*GIVEN PROBLEM*. Write the data out again exactly, with no pictures.

....

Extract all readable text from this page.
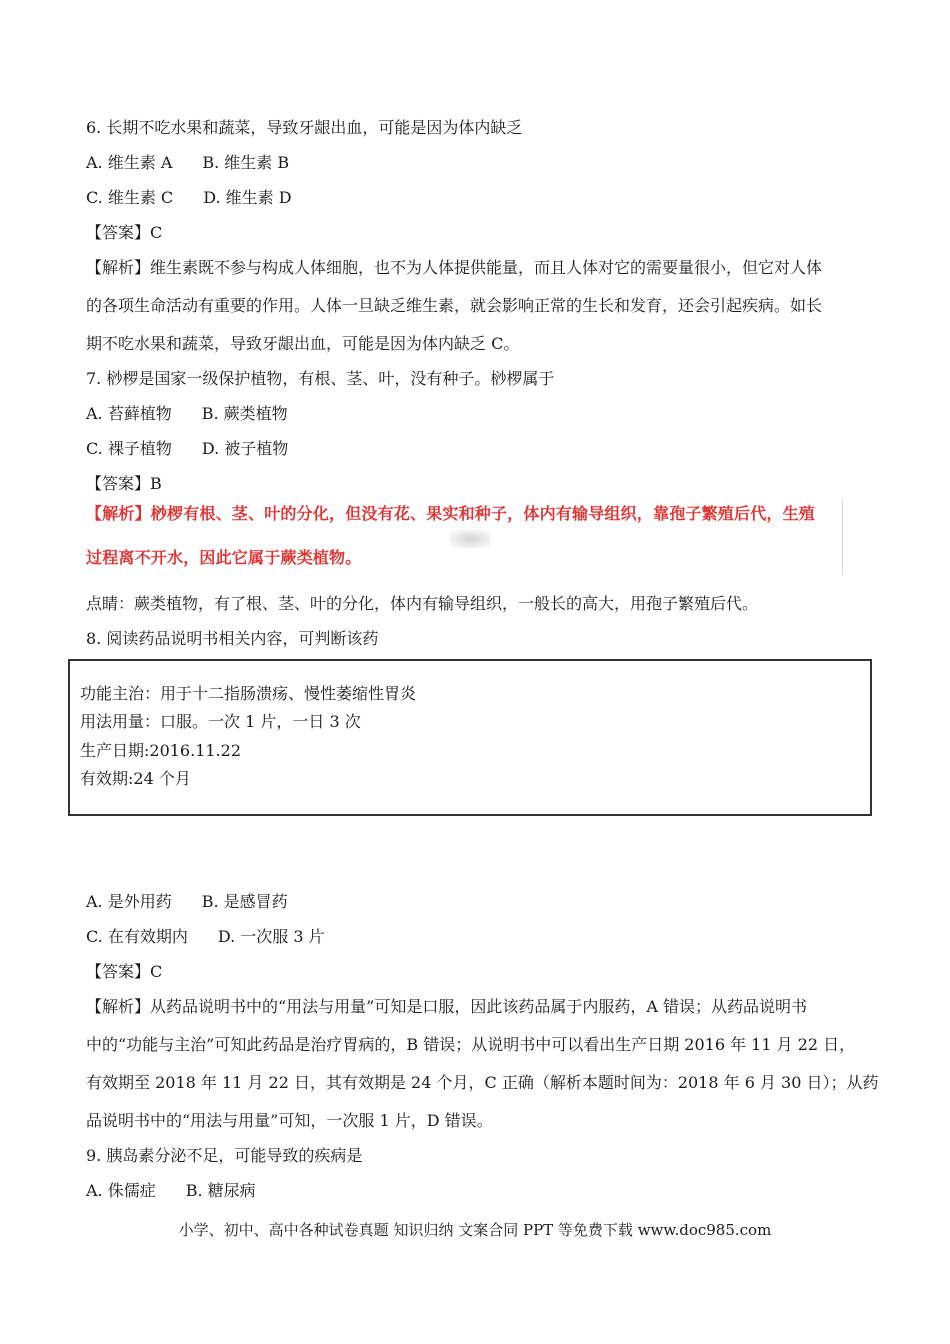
6. 长期不吃水果和蔬菜，导致牙龈出血，可能是因为体内缺乏
A. 维生素 A B. 维生素 B
C. 维生素 C D. 维生素 D
【答案】C
【解析】维生素既不参与构成人体细胞，也不为人体提供能量，而且人体对它的需要量很小，但它对人体
的各项生命活动有重要的作用。人体一旦缺乏维生素，就会影响正常的生长和发育，还会引起疾病。如长
期不吃水果和蔬菜，导致牙龈出血，可能是因为体内缺乏 C。
7. 桫椤是国家一级保护植物，有根、茎、叶，没有种子。桫椤属于
A. 苔藓植物 B. 蕨类植物
C. 裸子植物 D. 被子植物
【答案】B
【解析】桫椤有根、茎、叶的分化，但没有花、果实和种子，体内有输导组织，靠孢子繁殖后代，生殖
过程离不开水，因此它属于蕨类植物。
点睛：蕨类植物，有了根、茎、叶的分化，体内有输导组织，一般长的高大，用孢子繁殖后代。
8. 阅读药品说明书相关内容，可判断该药
功能主治：用于十二指肠溃疡、慢性萎缩性胃炎
用法用量：口服。一次 1 片，一日 3 次
生产日期:2016.11.22
有效期:24 个月
A. 是外用药 B. 是感冒药
C. 在有效期内 D. 一次服 3 片
【答案】C
【解析】从药品说明书中的“用法与用量”可知是口服，因此该药品属于内服药，A 错误；从药品说明书
中的“功能与主治”可知此药品是治疗胃病的，B 错误；从说明书中可以看出生产日期 2016 年 11 月 22 日，
有效期至 2018 年 11 月 22 日，其有效期是 24 个月，C 正确（解析本题时间为：2018 年 6 月 30 日）；从药
品说明书中的“用法与用量”可知，一次服 1 片，D 错误。
9. 胰岛素分泌不足，可能导致的疾病是
A. 侏儒症 B. 糖尿病
小学、初中、高中各种试卷真题 知识归纳 文案合同 PPT 等免费下载 www.doc985.com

....

*THE REPLY*.
Extract all readable text from this page.
6. 长期不吃水果和蔬菜，导致牙龈出血，可能是因为体内缺乏
A. 维生素 A B. 维生素 B
C. 维生素 C D. 维生素 D
【答案】C
【解析】维生素既不参与构成人体细胞，也不为人体提供能量，而且人体对它的需要量很小，但它对人体
的各项生命活动有重要的作用。人体一旦缺乏维生素，就会影响正常的生长和发育，还会引起疾病。如长
期不吃水果和蔬菜，导致牙龈出血，可能是因为体内缺乏 C。
7. 桫椤是国家一级保护植物，有根、茎、叶，没有种子。桫椤属于
A. 苔藓植物 B. 蕨类植物
C. 裸子植物 D. 被子植物
【答案】B
【解析】桫椤有根、茎、叶的分化，但没有花、果实和种子，体内有输导组织，靠孢子繁殖后代，生殖
过程离不开水，因此它属于蕨类植物。
点睛：蕨类植物，有了根、茎、叶的分化，体内有输导组织，一般长的高大，用孢子繁殖后代。
8. 阅读药品说明书相关内容，可判断该药
功能主治：用于十二指肠溃疡、慢性萎缩性胃炎
用法用量：口服。一次 1 片，一日 3 次
生产日期:2016.11.22
有效期:24 个月
A. 是外用药 B. 是感冒药
C. 在有效期内 D. 一次服 3 片
【答案】C
【解析】从药品说明书中的“用法与用量”可知是口服，因此该药品属于内服药，A 错误；从药品说明书
中的“功能与主治”可知此药品是治疗胃病的，B 错误；从说明书中可以看出生产日期 2016 年 11 月 22 日，
有效期至 2018 年 11 月 22 日，其有效期是 24 个月，C 正确（解析本题时间为：2018 年 6 月 30 日）；从药
品说明书中的“用法与用量”可知，一次服 1 片，D 错误。
9. 胰岛素分泌不足，可能导致的疾病是
A. 侏儒症 B. 糖尿病
小学、初中、高中各种试卷真题 知识归纳 文案合同 PPT 等免费下载 www.doc985.com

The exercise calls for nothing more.